* [Challenge]: Each line that holds the word "this" counts once; report how many lines do so and nothing else.

▬▬▬▬▬▬

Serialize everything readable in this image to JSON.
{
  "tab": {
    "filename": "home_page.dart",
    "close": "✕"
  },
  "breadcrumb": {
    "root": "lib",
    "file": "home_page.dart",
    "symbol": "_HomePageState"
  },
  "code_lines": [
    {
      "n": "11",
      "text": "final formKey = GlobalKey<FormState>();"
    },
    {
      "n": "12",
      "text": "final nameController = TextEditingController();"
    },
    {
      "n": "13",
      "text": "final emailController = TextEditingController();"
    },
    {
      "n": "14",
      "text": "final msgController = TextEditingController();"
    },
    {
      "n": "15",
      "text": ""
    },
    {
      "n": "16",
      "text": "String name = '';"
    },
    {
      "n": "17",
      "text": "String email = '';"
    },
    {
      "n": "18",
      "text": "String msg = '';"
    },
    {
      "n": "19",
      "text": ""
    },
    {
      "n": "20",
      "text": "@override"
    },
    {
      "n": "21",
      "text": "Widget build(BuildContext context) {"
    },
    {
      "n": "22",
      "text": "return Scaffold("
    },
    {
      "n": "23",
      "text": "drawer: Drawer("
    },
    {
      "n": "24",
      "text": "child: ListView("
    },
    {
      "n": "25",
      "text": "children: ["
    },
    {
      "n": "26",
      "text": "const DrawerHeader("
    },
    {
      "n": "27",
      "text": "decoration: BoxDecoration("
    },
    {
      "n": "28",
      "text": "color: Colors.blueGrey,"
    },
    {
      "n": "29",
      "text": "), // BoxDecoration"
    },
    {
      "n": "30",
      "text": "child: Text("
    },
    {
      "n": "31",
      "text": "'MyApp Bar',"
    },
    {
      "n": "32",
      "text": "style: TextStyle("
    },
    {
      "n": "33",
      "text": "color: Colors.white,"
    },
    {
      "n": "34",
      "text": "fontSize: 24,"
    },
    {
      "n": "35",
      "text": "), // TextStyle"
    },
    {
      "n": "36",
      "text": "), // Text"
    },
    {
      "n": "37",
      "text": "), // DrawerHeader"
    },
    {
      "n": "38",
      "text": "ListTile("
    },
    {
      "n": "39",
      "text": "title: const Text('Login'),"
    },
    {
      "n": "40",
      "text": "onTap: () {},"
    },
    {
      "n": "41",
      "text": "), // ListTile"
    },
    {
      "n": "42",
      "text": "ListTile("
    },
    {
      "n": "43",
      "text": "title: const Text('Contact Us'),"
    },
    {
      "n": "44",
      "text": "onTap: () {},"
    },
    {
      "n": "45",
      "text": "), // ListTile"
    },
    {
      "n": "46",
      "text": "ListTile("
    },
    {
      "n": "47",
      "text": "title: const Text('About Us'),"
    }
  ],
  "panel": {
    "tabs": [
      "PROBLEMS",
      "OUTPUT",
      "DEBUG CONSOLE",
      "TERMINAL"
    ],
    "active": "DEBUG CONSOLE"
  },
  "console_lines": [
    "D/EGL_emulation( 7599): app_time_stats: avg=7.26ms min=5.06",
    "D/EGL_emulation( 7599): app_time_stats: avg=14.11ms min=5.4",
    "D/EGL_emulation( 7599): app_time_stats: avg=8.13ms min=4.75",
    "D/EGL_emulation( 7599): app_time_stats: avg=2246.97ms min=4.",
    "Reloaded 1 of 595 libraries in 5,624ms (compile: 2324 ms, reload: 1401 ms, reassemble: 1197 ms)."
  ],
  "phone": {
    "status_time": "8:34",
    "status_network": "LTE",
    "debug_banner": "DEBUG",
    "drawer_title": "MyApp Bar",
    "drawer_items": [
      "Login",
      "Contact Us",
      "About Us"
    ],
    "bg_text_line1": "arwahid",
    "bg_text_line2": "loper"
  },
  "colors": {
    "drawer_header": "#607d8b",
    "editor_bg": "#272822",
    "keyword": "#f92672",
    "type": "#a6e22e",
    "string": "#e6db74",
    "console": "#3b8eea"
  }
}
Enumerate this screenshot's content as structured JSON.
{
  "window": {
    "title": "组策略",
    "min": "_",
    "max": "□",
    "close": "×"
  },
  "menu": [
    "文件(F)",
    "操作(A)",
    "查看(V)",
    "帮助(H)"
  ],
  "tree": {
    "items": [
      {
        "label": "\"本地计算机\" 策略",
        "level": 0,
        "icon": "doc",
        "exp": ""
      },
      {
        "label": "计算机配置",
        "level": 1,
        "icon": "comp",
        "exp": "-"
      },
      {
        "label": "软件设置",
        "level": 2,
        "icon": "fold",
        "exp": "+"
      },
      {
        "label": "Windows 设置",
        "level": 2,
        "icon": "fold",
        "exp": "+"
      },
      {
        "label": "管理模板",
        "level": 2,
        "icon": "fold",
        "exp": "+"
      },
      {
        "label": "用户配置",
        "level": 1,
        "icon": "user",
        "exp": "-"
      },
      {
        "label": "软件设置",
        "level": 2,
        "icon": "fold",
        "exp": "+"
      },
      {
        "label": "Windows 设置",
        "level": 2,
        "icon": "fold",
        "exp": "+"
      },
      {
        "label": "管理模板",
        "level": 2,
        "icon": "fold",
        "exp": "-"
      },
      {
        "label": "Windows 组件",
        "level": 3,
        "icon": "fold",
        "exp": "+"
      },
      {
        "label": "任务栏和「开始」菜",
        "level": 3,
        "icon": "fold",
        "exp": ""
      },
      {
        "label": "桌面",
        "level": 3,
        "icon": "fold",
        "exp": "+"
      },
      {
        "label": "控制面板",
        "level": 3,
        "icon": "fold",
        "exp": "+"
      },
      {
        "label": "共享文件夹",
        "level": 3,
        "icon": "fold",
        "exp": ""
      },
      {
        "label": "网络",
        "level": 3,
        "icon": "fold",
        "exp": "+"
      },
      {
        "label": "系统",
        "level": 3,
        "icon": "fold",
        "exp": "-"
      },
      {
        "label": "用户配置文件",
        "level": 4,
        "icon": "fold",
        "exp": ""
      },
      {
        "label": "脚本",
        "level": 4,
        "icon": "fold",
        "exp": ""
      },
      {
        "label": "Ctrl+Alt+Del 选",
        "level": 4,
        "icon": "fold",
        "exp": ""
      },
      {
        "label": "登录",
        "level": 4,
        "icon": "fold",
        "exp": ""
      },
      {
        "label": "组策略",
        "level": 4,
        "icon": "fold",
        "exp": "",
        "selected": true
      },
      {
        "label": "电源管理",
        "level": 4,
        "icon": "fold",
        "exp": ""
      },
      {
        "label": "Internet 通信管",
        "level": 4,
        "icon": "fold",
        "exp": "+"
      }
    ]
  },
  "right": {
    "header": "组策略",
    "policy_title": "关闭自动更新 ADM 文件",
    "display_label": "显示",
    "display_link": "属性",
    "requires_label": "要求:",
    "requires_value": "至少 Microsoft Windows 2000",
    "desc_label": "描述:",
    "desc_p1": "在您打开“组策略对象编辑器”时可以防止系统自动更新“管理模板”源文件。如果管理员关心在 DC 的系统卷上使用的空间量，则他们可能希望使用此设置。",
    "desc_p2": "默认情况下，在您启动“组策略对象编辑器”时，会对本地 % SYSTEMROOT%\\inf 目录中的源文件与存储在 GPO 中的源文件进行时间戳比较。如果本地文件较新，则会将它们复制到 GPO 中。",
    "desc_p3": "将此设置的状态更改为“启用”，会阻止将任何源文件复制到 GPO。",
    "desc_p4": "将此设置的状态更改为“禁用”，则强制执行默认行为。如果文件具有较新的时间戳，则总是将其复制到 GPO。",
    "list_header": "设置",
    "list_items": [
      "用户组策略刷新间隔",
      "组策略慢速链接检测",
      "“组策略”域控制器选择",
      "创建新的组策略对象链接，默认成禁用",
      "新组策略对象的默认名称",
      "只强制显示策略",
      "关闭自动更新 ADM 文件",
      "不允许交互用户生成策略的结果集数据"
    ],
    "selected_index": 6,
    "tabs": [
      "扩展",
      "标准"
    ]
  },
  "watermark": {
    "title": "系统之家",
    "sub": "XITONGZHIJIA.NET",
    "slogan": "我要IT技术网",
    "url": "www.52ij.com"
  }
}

▬▬▬▬▬▬

* [Correct output]: 2